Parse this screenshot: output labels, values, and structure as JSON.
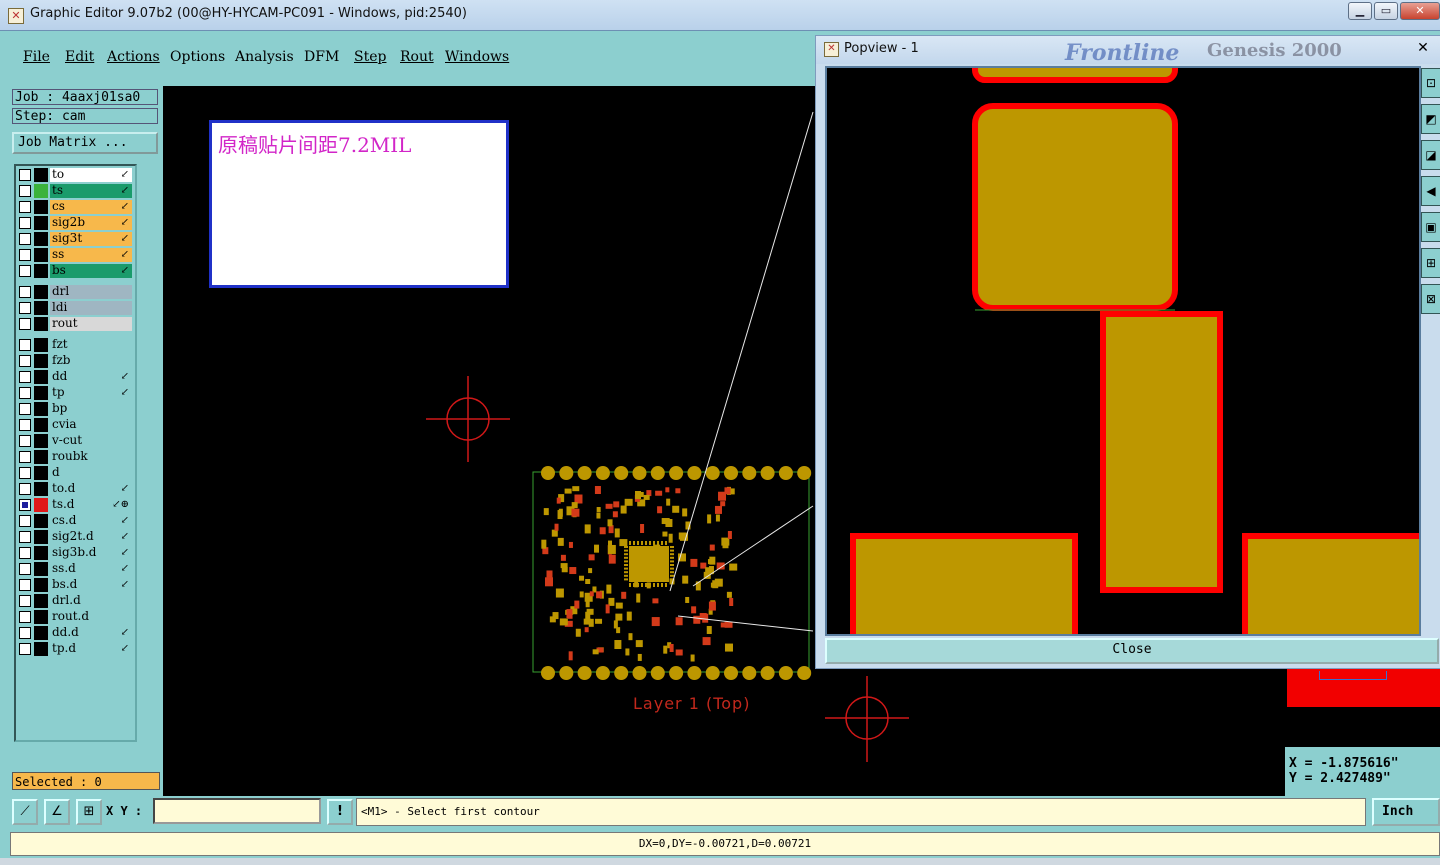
{
  "window": {
    "title": "Graphic Editor 9.07b2 (00@HY-HYCAM-PC091 - Windows, pid:2540)",
    "icon": "app-icon"
  },
  "menubar": {
    "items": [
      "File",
      "Edit",
      "Actions",
      "Options",
      "Analysis",
      "DFM",
      "Step",
      "Rout",
      "Windows"
    ]
  },
  "left_panel": {
    "job": "Job : 4aaxj01sa0",
    "step": "Step: cam",
    "job_matrix": "Job Matrix ...",
    "selected": "Selected : 0",
    "layers": [
      {
        "name": "to",
        "color": "#ffffff",
        "swatch": "#000000",
        "arrow": "↙"
      },
      {
        "name": "ts",
        "color": "#1a9b6b",
        "swatch": "#3bb33b",
        "arrow": "↙"
      },
      {
        "name": "cs",
        "color": "#f7b84b",
        "swatch": "#000000",
        "arrow": "↙"
      },
      {
        "name": "sig2b",
        "color": "#f7b84b",
        "swatch": "#000000",
        "arrow": "↙"
      },
      {
        "name": "sig3t",
        "color": "#f7b84b",
        "swatch": "#000000",
        "arrow": "↙"
      },
      {
        "name": "ss",
        "color": "#f7b84b",
        "swatch": "#000000",
        "arrow": "↙"
      },
      {
        "name": "bs",
        "color": "#1a9b6b",
        "swatch": "#000000",
        "arrow": "↙"
      },
      {
        "name": "drl",
        "color": "#9fb6c2",
        "swatch": "#000000",
        "arrow": ""
      },
      {
        "name": "ldi",
        "color": "#9fb6c2",
        "swatch": "#000000",
        "arrow": ""
      },
      {
        "name": "rout",
        "color": "#d8d8d8",
        "swatch": "#000000",
        "arrow": ""
      },
      {
        "name": "fzt",
        "color": "#8ccfcf",
        "swatch": "#000000",
        "arrow": ""
      },
      {
        "name": "fzb",
        "color": "#8ccfcf",
        "swatch": "#000000",
        "arrow": ""
      },
      {
        "name": "dd",
        "color": "#8ccfcf",
        "swatch": "#000000",
        "arrow": "↙"
      },
      {
        "name": "tp",
        "color": "#8ccfcf",
        "swatch": "#000000",
        "arrow": "↙"
      },
      {
        "name": "bp",
        "color": "#8ccfcf",
        "swatch": "#000000",
        "arrow": ""
      },
      {
        "name": "cvia",
        "color": "#8ccfcf",
        "swatch": "#000000",
        "arrow": ""
      },
      {
        "name": "v-cut",
        "color": "#8ccfcf",
        "swatch": "#000000",
        "arrow": ""
      },
      {
        "name": "roubk",
        "color": "#8ccfcf",
        "swatch": "#000000",
        "arrow": ""
      },
      {
        "name": "d",
        "color": "#8ccfcf",
        "swatch": "#000000",
        "arrow": ""
      },
      {
        "name": "to.d",
        "color": "#8ccfcf",
        "swatch": "#000000",
        "arrow": "↙"
      },
      {
        "name": "ts.d",
        "color": "#8ccfcf",
        "swatch": "#e01818",
        "arrow": "↙⊕",
        "checked": true
      },
      {
        "name": "cs.d",
        "color": "#8ccfcf",
        "swatch": "#000000",
        "arrow": "↙"
      },
      {
        "name": "sig2t.d",
        "color": "#8ccfcf",
        "swatch": "#000000",
        "arrow": "↙"
      },
      {
        "name": "sig3b.d",
        "color": "#8ccfcf",
        "swatch": "#000000",
        "arrow": "↙"
      },
      {
        "name": "ss.d",
        "color": "#8ccfcf",
        "swatch": "#000000",
        "arrow": "↙"
      },
      {
        "name": "bs.d",
        "color": "#8ccfcf",
        "swatch": "#000000",
        "arrow": "↙"
      },
      {
        "name": "drl.d",
        "color": "#8ccfcf",
        "swatch": "#000000",
        "arrow": ""
      },
      {
        "name": "rout.d",
        "color": "#8ccfcf",
        "swatch": "#000000",
        "arrow": ""
      },
      {
        "name": "dd.d",
        "color": "#8ccfcf",
        "swatch": "#000000",
        "arrow": "↙"
      },
      {
        "name": "tp.d",
        "color": "#8ccfcf",
        "swatch": "#000000",
        "arrow": "↙"
      }
    ]
  },
  "canvas": {
    "note": "原稿贴片间距7.2MIL",
    "layer_label": "Layer 1 (Top)"
  },
  "popview": {
    "title": "Popview - 1",
    "close_label": "Close",
    "background_brand": "Frontline",
    "background_product": "Genesis 2000"
  },
  "coords": {
    "x": "X = -1.875616\"",
    "y": "Y = 2.427489\""
  },
  "bottombar": {
    "xy_label": "X Y :",
    "xy_value": "",
    "warn_icon": "!",
    "message": "<M1> - Select first contour",
    "unit": "Inch"
  },
  "status": "DX=0,DY=-0.00721,D=0.00721",
  "colors": {
    "pad": "#bd9700",
    "pad_outline": "#ff0000",
    "canvas": "#000000",
    "panel": "#8ccfcf"
  }
}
-- -- --
Task goal: For the listing above, state the number of lines that contain the word "Windows" and nothing more.

Solution to this exercise: 2